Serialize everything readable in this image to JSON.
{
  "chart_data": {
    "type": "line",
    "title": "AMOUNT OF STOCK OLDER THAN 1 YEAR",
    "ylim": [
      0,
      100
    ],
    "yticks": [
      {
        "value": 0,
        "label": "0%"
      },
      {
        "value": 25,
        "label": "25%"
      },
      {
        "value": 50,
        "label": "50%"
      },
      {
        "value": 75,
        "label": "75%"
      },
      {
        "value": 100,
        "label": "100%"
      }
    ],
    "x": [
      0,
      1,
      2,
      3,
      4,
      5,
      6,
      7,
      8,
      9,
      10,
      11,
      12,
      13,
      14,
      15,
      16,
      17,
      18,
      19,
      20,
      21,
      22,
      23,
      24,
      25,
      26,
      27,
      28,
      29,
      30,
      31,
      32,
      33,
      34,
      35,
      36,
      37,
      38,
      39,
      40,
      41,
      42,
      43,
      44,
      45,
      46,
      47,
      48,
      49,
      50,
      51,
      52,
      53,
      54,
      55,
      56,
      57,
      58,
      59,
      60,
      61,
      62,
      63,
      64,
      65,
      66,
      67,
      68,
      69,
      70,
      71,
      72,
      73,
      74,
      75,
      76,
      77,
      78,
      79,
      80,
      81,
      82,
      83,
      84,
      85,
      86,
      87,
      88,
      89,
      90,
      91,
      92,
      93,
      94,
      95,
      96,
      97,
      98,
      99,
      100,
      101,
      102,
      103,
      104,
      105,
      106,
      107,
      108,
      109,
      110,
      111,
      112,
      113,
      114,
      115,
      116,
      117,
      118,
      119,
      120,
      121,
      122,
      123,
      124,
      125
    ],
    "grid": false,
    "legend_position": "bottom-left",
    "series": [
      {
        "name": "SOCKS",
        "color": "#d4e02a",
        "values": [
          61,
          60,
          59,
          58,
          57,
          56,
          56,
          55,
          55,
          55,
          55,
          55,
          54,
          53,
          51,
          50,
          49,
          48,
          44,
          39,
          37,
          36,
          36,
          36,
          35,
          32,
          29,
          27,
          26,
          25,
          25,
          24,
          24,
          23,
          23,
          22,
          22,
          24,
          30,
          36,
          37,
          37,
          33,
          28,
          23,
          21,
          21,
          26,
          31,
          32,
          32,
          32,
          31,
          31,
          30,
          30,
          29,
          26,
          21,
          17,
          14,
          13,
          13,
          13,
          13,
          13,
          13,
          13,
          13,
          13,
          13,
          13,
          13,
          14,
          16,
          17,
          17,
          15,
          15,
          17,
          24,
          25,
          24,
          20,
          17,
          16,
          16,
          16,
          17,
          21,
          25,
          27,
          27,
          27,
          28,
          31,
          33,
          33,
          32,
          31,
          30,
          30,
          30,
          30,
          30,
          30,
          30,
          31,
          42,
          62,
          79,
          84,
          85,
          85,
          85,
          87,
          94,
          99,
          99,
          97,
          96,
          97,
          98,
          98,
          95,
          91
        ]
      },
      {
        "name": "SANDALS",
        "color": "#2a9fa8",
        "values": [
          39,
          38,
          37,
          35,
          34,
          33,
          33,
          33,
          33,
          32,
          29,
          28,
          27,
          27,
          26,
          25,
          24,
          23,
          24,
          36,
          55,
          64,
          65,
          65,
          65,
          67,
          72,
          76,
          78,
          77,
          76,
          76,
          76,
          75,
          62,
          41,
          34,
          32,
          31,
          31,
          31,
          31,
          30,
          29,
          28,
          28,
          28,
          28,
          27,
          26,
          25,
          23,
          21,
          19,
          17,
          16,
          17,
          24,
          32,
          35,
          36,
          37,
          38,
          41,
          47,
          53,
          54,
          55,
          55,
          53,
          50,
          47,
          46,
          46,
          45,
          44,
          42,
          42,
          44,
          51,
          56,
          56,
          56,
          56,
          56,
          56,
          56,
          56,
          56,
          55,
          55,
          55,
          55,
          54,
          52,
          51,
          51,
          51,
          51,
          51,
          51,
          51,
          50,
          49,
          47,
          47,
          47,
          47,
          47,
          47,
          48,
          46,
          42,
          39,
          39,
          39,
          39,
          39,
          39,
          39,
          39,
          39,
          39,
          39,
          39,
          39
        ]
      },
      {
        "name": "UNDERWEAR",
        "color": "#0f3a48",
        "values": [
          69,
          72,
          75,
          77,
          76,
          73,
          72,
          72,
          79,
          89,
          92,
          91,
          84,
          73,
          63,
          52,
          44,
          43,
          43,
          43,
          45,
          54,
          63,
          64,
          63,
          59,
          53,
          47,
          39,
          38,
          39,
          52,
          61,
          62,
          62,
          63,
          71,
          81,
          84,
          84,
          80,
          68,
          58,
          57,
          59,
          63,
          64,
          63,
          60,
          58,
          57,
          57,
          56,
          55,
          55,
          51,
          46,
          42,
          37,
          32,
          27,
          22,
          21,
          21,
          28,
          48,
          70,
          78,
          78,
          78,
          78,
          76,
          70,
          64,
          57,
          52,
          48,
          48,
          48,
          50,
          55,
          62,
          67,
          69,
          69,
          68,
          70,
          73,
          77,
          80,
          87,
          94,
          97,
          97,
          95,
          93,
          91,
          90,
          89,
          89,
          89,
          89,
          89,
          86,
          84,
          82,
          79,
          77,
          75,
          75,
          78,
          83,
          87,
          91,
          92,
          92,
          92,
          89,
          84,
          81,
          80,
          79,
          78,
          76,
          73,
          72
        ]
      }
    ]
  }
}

___

■ **INSTRUCTIONS TO FOLLOW**: Restate the data above exactly, keeping each word as it stands.

■ **EXERCISE RESPONSE**:
Serialize everything readable in this image to JSON.
{
  "chart_data": {
    "type": "line",
    "title": "AMOUNT OF STOCK OLDER THAN 1 YEAR",
    "ylim": [
      0,
      100
    ],
    "yticks": [
      {
        "value": 0,
        "label": "0%"
      },
      {
        "value": 25,
        "label": "25%"
      },
      {
        "value": 50,
        "label": "50%"
      },
      {
        "value": 75,
        "label": "75%"
      },
      {
        "value": 100,
        "label": "100%"
      }
    ],
    "x": [
      0,
      1,
      2,
      3,
      4,
      5,
      6,
      7,
      8,
      9,
      10,
      11,
      12,
      13,
      14,
      15,
      16,
      17,
      18,
      19,
      20,
      21,
      22,
      23,
      24,
      25,
      26,
      27,
      28,
      29,
      30,
      31,
      32,
      33,
      34,
      35,
      36,
      37,
      38,
      39,
      40,
      41,
      42,
      43,
      44,
      45,
      46,
      47,
      48,
      49,
      50,
      51,
      52,
      53,
      54,
      55,
      56,
      57,
      58,
      59,
      60,
      61,
      62,
      63,
      64,
      65,
      66,
      67,
      68,
      69,
      70,
      71,
      72,
      73,
      74,
      75,
      76,
      77,
      78,
      79,
      80,
      81,
      82,
      83,
      84,
      85,
      86,
      87,
      88,
      89,
      90,
      91,
      92,
      93,
      94,
      95,
      96,
      97,
      98,
      99,
      100,
      101,
      102,
      103,
      104,
      105,
      106,
      107,
      108,
      109,
      110,
      111,
      112,
      113,
      114,
      115,
      116,
      117,
      118,
      119,
      120,
      121,
      122,
      123,
      124,
      125
    ],
    "grid": false,
    "legend_position": "bottom-left",
    "series": [
      {
        "name": "SOCKS",
        "color": "#d4e02a",
        "values": [
          61,
          60,
          59,
          58,
          57,
          56,
          56,
          55,
          55,
          55,
          55,
          55,
          54,
          53,
          51,
          50,
          49,
          48,
          44,
          39,
          37,
          36,
          36,
          36,
          35,
          32,
          29,
          27,
          26,
          25,
          25,
          24,
          24,
          23,
          23,
          22,
          22,
          24,
          30,
          36,
          37,
          37,
          33,
          28,
          23,
          21,
          21,
          26,
          31,
          32,
          32,
          32,
          31,
          31,
          30,
          30,
          29,
          26,
          21,
          17,
          14,
          13,
          13,
          13,
          13,
          13,
          13,
          13,
          13,
          13,
          13,
          13,
          13,
          14,
          16,
          17,
          17,
          15,
          15,
          17,
          24,
          25,
          24,
          20,
          17,
          16,
          16,
          16,
          17,
          21,
          25,
          27,
          27,
          27,
          28,
          31,
          33,
          33,
          32,
          31,
          30,
          30,
          30,
          30,
          30,
          30,
          30,
          31,
          42,
          62,
          79,
          84,
          85,
          85,
          85,
          87,
          94,
          99,
          99,
          97,
          96,
          97,
          98,
          98,
          95,
          91
        ]
      },
      {
        "name": "SANDALS",
        "color": "#2a9fa8",
        "values": [
          39,
          38,
          37,
          35,
          34,
          33,
          33,
          33,
          33,
          32,
          29,
          28,
          27,
          27,
          26,
          25,
          24,
          23,
          24,
          36,
          55,
          64,
          65,
          65,
          65,
          67,
          72,
          76,
          78,
          77,
          76,
          76,
          76,
          75,
          62,
          41,
          34,
          32,
          31,
          31,
          31,
          31,
          30,
          29,
          28,
          28,
          28,
          28,
          27,
          26,
          25,
          23,
          21,
          19,
          17,
          16,
          17,
          24,
          32,
          35,
          36,
          37,
          38,
          41,
          47,
          53,
          54,
          55,
          55,
          53,
          50,
          47,
          46,
          46,
          45,
          44,
          42,
          42,
          44,
          51,
          56,
          56,
          56,
          56,
          56,
          56,
          56,
          56,
          56,
          55,
          55,
          55,
          55,
          54,
          52,
          51,
          51,
          51,
          51,
          51,
          51,
          51,
          50,
          49,
          47,
          47,
          47,
          47,
          47,
          47,
          48,
          46,
          42,
          39,
          39,
          39,
          39,
          39,
          39,
          39,
          39,
          39,
          39,
          39,
          39,
          39
        ]
      },
      {
        "name": "UNDERWEAR",
        "color": "#0f3a48",
        "values": [
          69,
          72,
          75,
          77,
          76,
          73,
          72,
          72,
          79,
          89,
          92,
          91,
          84,
          73,
          63,
          52,
          44,
          43,
          43,
          43,
          45,
          54,
          63,
          64,
          63,
          59,
          53,
          47,
          39,
          38,
          39,
          52,
          61,
          62,
          62,
          63,
          71,
          81,
          84,
          84,
          80,
          68,
          58,
          57,
          59,
          63,
          64,
          63,
          60,
          58,
          57,
          57,
          56,
          55,
          55,
          51,
          46,
          42,
          37,
          32,
          27,
          22,
          21,
          21,
          28,
          48,
          70,
          78,
          78,
          78,
          78,
          76,
          70,
          64,
          57,
          52,
          48,
          48,
          48,
          50,
          55,
          62,
          67,
          69,
          69,
          68,
          70,
          73,
          77,
          80,
          87,
          94,
          97,
          97,
          95,
          93,
          91,
          90,
          89,
          89,
          89,
          89,
          89,
          86,
          84,
          82,
          79,
          77,
          75,
          75,
          78,
          83,
          87,
          91,
          92,
          92,
          92,
          89,
          84,
          81,
          80,
          79,
          78,
          76,
          73,
          72
        ]
      }
    ]
  }
}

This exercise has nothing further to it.